Data provided
════
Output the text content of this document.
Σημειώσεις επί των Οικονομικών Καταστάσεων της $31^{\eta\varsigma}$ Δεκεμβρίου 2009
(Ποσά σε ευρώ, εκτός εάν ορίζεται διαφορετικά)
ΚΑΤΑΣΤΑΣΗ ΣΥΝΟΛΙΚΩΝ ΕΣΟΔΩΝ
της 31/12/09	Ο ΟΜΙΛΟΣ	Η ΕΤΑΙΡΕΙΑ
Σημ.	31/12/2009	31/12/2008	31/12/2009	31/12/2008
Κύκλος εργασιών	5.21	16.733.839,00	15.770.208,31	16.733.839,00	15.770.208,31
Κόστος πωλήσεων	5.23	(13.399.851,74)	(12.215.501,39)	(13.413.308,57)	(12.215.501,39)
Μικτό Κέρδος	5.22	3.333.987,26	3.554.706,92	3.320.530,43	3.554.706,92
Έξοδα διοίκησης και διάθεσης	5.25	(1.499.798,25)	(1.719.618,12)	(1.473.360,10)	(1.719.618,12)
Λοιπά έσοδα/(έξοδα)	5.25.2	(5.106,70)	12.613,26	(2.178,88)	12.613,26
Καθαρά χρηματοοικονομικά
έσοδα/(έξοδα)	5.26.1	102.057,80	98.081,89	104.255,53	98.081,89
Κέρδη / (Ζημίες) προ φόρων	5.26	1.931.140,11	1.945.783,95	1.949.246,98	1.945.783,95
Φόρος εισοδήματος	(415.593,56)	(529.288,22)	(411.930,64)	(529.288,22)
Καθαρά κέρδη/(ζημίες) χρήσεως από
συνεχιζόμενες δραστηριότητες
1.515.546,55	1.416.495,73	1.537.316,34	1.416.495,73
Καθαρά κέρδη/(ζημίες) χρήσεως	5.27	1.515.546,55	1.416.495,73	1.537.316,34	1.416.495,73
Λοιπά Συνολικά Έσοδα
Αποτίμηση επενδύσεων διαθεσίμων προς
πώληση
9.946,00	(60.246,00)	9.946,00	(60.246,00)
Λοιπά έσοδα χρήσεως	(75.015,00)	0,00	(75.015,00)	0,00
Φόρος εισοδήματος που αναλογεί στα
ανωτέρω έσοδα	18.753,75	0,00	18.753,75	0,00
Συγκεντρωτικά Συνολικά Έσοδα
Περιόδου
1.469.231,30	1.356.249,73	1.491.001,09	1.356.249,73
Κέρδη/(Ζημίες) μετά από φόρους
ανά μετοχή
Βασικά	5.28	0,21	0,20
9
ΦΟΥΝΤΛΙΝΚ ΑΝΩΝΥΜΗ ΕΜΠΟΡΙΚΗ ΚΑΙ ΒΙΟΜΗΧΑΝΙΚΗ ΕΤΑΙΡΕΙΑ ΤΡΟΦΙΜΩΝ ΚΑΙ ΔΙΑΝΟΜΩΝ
════
Problem to solve
Collect the lines of the data that carry the word "Καθαρά".

Solution to this problem
Καθαρά χρηματοοικονομικά
Καθαρά κέρδη/(ζημίες) χρήσεως από
Καθαρά κέρδη/(ζημίες) χρήσεως	5.27	1.515.546,55	1.416.495,73	1.537.316,34	1.416.495,73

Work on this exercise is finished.